# Set exercise
Reproduce the entries word for word from the first line through the line containing "- bar-series-2: [328, 56, 643, 75]", including that line.

# Spatial annotation entries

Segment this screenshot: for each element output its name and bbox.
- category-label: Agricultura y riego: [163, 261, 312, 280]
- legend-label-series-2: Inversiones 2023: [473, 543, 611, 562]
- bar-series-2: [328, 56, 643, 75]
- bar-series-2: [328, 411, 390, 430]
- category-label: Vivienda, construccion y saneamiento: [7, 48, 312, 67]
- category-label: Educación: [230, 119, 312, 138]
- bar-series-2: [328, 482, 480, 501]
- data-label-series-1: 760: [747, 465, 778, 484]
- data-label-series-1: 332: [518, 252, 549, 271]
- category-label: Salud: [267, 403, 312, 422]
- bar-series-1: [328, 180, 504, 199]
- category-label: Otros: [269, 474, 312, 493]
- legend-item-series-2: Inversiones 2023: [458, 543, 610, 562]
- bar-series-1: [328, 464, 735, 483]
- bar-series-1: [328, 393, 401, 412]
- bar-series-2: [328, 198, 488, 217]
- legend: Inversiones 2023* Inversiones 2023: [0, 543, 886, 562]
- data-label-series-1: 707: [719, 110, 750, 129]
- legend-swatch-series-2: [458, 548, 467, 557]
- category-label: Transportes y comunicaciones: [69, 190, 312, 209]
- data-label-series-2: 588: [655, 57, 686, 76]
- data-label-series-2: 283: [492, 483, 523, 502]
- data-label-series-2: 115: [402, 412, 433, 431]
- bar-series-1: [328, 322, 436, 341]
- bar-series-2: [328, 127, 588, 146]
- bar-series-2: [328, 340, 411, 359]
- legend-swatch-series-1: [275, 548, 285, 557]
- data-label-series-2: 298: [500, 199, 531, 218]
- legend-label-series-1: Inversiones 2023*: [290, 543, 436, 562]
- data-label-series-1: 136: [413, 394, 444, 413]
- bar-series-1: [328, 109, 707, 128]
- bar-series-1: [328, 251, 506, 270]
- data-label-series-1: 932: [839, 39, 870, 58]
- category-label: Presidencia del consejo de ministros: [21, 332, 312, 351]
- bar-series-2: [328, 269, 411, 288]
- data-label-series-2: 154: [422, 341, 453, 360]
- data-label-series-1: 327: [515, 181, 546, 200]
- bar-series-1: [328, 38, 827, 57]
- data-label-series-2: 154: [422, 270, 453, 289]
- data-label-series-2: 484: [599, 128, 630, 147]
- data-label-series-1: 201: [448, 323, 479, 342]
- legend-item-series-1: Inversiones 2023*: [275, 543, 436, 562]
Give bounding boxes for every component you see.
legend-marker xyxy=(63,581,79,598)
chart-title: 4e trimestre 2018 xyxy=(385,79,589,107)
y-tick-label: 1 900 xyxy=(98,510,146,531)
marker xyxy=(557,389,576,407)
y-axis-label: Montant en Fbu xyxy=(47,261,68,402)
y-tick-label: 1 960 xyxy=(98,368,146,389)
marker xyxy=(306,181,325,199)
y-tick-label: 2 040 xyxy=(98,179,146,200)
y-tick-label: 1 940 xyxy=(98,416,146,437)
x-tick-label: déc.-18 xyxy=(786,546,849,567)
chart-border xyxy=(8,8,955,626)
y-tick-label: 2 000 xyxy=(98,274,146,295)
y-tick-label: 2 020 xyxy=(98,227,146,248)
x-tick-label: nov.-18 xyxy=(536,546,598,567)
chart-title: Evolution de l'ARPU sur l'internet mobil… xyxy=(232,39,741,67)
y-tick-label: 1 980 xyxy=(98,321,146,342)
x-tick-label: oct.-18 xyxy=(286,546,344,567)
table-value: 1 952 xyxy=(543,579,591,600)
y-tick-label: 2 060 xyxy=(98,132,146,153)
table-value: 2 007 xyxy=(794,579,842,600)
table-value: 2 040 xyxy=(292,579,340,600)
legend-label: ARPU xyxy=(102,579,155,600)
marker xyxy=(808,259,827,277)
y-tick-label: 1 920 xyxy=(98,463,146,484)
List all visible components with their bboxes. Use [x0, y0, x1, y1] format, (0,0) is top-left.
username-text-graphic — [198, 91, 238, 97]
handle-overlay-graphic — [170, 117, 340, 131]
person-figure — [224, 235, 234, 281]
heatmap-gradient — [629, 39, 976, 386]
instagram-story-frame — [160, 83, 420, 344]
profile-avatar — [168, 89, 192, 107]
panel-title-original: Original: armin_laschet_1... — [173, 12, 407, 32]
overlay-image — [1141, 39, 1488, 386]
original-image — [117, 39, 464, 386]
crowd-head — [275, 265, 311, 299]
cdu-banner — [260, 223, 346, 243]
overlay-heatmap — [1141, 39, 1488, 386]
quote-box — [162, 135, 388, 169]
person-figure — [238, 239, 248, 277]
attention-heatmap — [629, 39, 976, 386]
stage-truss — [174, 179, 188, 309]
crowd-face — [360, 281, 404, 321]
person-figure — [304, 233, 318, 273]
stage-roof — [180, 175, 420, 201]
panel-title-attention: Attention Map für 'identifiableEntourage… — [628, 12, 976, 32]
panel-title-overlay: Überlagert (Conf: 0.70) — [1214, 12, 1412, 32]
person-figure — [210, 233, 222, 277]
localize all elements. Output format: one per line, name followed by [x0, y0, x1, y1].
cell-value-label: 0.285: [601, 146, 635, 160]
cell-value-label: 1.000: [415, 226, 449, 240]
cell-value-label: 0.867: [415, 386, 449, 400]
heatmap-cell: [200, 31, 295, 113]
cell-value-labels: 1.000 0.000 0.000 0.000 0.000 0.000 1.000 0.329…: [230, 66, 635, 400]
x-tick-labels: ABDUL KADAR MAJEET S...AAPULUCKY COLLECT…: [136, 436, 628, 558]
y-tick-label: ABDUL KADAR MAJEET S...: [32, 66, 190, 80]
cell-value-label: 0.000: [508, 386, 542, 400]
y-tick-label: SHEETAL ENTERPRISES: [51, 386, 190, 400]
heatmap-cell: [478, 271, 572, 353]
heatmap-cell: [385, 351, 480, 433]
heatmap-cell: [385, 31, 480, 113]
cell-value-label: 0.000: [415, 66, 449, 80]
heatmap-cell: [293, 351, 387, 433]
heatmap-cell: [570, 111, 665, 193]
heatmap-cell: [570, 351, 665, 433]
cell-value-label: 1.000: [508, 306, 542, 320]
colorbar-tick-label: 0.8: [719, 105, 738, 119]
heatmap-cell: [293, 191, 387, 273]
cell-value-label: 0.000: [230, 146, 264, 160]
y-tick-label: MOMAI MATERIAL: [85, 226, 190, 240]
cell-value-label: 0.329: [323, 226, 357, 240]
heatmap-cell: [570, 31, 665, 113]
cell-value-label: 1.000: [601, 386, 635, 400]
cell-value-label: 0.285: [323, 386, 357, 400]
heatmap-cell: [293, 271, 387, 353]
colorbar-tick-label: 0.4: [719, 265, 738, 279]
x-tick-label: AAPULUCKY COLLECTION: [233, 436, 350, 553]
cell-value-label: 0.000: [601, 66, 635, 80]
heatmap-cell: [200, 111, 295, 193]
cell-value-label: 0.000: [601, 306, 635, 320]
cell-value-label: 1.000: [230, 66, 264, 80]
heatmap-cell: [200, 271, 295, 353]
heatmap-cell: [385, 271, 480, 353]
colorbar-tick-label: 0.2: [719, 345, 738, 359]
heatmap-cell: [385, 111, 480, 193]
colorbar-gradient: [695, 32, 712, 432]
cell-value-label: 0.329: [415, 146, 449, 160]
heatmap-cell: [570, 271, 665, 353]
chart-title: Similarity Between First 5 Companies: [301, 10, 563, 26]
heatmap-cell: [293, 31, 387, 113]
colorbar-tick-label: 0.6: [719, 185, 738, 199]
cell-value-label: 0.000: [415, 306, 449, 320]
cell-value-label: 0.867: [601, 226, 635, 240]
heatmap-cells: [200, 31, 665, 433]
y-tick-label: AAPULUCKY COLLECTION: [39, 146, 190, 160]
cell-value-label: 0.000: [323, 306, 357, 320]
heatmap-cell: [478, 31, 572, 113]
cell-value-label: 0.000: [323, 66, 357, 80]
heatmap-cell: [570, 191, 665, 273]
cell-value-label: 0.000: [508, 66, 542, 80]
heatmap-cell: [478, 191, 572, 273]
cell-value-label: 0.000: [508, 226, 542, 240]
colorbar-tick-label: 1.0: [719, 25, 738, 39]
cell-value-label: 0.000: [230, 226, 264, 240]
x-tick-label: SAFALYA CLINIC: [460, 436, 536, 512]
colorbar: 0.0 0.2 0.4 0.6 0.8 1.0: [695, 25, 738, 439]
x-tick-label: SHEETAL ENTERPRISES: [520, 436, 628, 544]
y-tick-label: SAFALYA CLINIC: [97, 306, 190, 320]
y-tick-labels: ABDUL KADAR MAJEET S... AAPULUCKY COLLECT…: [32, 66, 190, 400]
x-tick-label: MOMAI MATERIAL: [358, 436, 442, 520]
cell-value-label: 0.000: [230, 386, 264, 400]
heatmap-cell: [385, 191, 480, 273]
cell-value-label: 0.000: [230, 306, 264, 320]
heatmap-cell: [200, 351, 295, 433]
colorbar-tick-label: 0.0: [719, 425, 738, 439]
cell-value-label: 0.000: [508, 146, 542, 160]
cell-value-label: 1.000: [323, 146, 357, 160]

# Expected answer
Segment this screenshot: for each element output its name and bbox.
- category-label: Agricultura y riego: [163, 261, 312, 280]
- legend-label-series-2: Inversiones 2023: [473, 543, 611, 562]
- bar-series-2: [328, 56, 643, 75]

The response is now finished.